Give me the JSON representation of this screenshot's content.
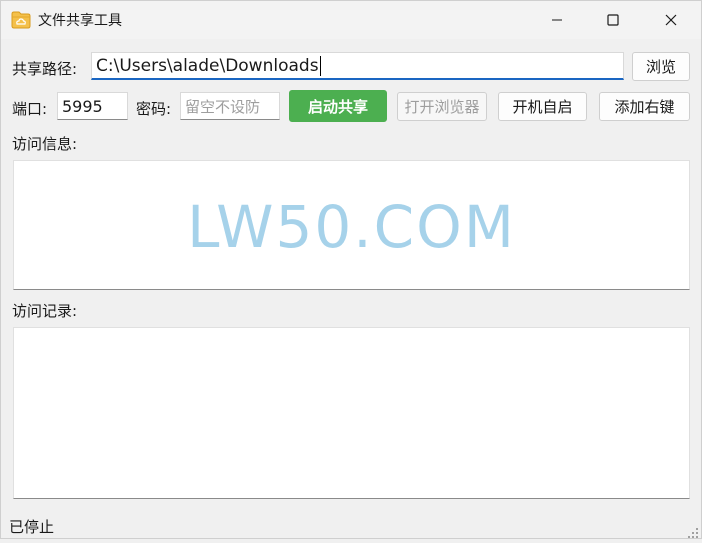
{
  "window": {
    "title": "文件共享工具",
    "controls": [
      "minimize",
      "maximize",
      "close"
    ]
  },
  "path_row": {
    "label": "共享路径:",
    "value": "C:\\Users\\alade\\Downloads",
    "browse_label": "浏览"
  },
  "settings_row": {
    "port_label": "端口:",
    "port_value": "5995",
    "password_label": "密码:",
    "password_placeholder": "留空不设防",
    "start_label": "启动共享",
    "open_browser_label": "打开浏览器",
    "autostart_label": "开机自启",
    "context_menu_label": "添加右键"
  },
  "access_info": {
    "label": "访问信息:",
    "watermark": "LW50.COM"
  },
  "access_log": {
    "label": "访问记录:"
  },
  "status": {
    "text": "已停止"
  },
  "colors": {
    "accent_green": "#4caf50",
    "focus_blue": "#1a66c2",
    "watermark_blue": "#a6d2ea",
    "folder_icon": "#f4c04a"
  },
  "icons": [
    "folder-icon",
    "minimize-icon",
    "maximize-icon",
    "close-icon",
    "resize-grip-icon"
  ]
}
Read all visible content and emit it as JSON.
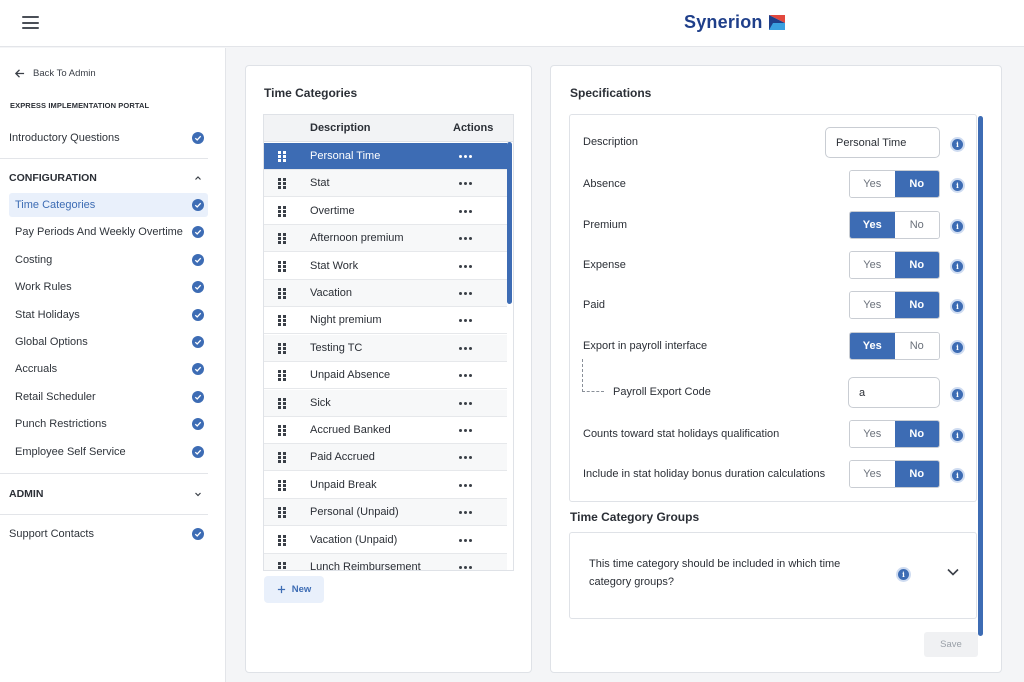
{
  "brand": {
    "name": "Synerion",
    "colors": {
      "primary": "#1f3f8a",
      "accent": "#3d6cb4",
      "logo_red": "#e2483d"
    }
  },
  "sidebar": {
    "back_label": "Back To Admin",
    "portal_label": "EXPRESS IMPLEMENTATION PORTAL",
    "intro_label": "Introductory Questions",
    "configuration_label": "CONFIGURATION",
    "config_items": [
      {
        "label": "Time Categories",
        "active": true
      },
      {
        "label": "Pay Periods And Weekly Overtime"
      },
      {
        "label": "Costing"
      },
      {
        "label": "Work Rules"
      },
      {
        "label": "Stat Holidays"
      },
      {
        "label": "Global Options"
      },
      {
        "label": "Accruals"
      },
      {
        "label": "Retail Scheduler"
      },
      {
        "label": "Punch Restrictions"
      },
      {
        "label": "Employee Self Service"
      }
    ],
    "admin_label": "ADMIN",
    "support_label": "Support Contacts"
  },
  "time_categories": {
    "title": "Time Categories",
    "col_description": "Description",
    "col_actions": "Actions",
    "rows": [
      "Personal Time",
      "Stat",
      "Overtime",
      "Afternoon premium",
      "Stat Work",
      "Vacation",
      "Night premium",
      "Testing TC",
      "Unpaid Absence",
      "Sick",
      "Accrued Banked",
      "Paid Accrued",
      "Unpaid Break",
      "Personal (Unpaid)",
      "Vacation (Unpaid)",
      "Lunch Reimbursement"
    ],
    "selected_index": 0,
    "new_label": "New"
  },
  "specifications": {
    "title": "Specifications",
    "description_label": "Description",
    "description_value": "Personal Time",
    "yes_label": "Yes",
    "no_label": "No",
    "toggles": [
      {
        "label": "Absence",
        "value": "No"
      },
      {
        "label": "Premium",
        "value": "Yes"
      },
      {
        "label": "Expense",
        "value": "No"
      },
      {
        "label": "Paid",
        "value": "No"
      },
      {
        "label": "Export in payroll interface",
        "value": "Yes"
      },
      {
        "label": "Counts toward stat holidays qualification",
        "value": "No"
      },
      {
        "label": "Include in stat holiday bonus duration calculations",
        "value": "No"
      }
    ],
    "payroll_code_label": "Payroll Export Code",
    "payroll_code_value": "a",
    "info_glyph": "i"
  },
  "groups": {
    "title": "Time Category Groups",
    "question": "This time category should be included in which time category groups?"
  },
  "save_label": "Save"
}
=====
> Problem description:
Write out all the entries exactly, except for the pictures.

> Right answer:
Give me the JSON representation of this screenshot's content.
{
  "window": {
    "title": "文件共享工具",
    "controls": [
      "minimize",
      "maximize",
      "close"
    ]
  },
  "path_row": {
    "label": "共享路径:",
    "value": "C:\\Users\\alade\\Downloads",
    "browse_label": "浏览"
  },
  "settings_row": {
    "port_label": "端口:",
    "port_value": "5995",
    "password_label": "密码:",
    "password_placeholder": "留空不设防",
    "start_label": "启动共享",
    "open_browser_label": "打开浏览器",
    "autostart_label": "开机自启",
    "context_menu_label": "添加右键"
  },
  "access_info": {
    "label": "访问信息:",
    "watermark": "LW50.COM"
  },
  "access_log": {
    "label": "访问记录:"
  },
  "status": {
    "text": "已停止"
  },
  "colors": {
    "accent_green": "#4caf50",
    "focus_blue": "#1a66c2",
    "watermark_blue": "#a6d2ea",
    "folder_icon": "#f4c04a"
  },
  "icons": [
    "folder-icon",
    "minimize-icon",
    "maximize-icon",
    "close-icon",
    "resize-grip-icon"
  ]
}
Read all visible content and emit it as JSON.
{
  "brand": {
    "name": "Synerion",
    "colors": {
      "primary": "#1f3f8a",
      "accent": "#3d6cb4",
      "logo_red": "#e2483d"
    }
  },
  "sidebar": {
    "back_label": "Back To Admin",
    "portal_label": "EXPRESS IMPLEMENTATION PORTAL",
    "intro_label": "Introductory Questions",
    "configuration_label": "CONFIGURATION",
    "config_items": [
      {
        "label": "Time Categories",
        "active": true
      },
      {
        "label": "Pay Periods And Weekly Overtime"
      },
      {
        "label": "Costing"
      },
      {
        "label": "Work Rules"
      },
      {
        "label": "Stat Holidays"
      },
      {
        "label": "Global Options"
      },
      {
        "label": "Accruals"
      },
      {
        "label": "Retail Scheduler"
      },
      {
        "label": "Punch Restrictions"
      },
      {
        "label": "Employee Self Service"
      }
    ],
    "admin_label": "ADMIN",
    "support_label": "Support Contacts"
  },
  "time_categories": {
    "title": "Time Categories",
    "col_description": "Description",
    "col_actions": "Actions",
    "rows": [
      "Personal Time",
      "Stat",
      "Overtime",
      "Afternoon premium",
      "Stat Work",
      "Vacation",
      "Night premium",
      "Testing TC",
      "Unpaid Absence",
      "Sick",
      "Accrued Banked",
      "Paid Accrued",
      "Unpaid Break",
      "Personal (Unpaid)",
      "Vacation (Unpaid)",
      "Lunch Reimbursement"
    ],
    "selected_index": 0,
    "new_label": "New"
  },
  "specifications": {
    "title": "Specifications",
    "description_label": "Description",
    "description_value": "Personal Time",
    "yes_label": "Yes",
    "no_label": "No",
    "toggles": [
      {
        "label": "Absence",
        "value": "No"
      },
      {
        "label": "Premium",
        "value": "Yes"
      },
      {
        "label": "Expense",
        "value": "No"
      },
      {
        "label": "Paid",
        "value": "No"
      },
      {
        "label": "Export in payroll interface",
        "value": "Yes"
      },
      {
        "label": "Counts toward stat holidays qualification",
        "value": "No"
      },
      {
        "label": "Include in stat holiday bonus duration calculations",
        "value": "No"
      }
    ],
    "payroll_code_label": "Payroll Export Code",
    "payroll_code_value": "a",
    "info_glyph": "i"
  },
  "groups": {
    "title": "Time Category Groups",
    "question": "This time category should be included in which time category groups?"
  },
  "save_label": "Save"
}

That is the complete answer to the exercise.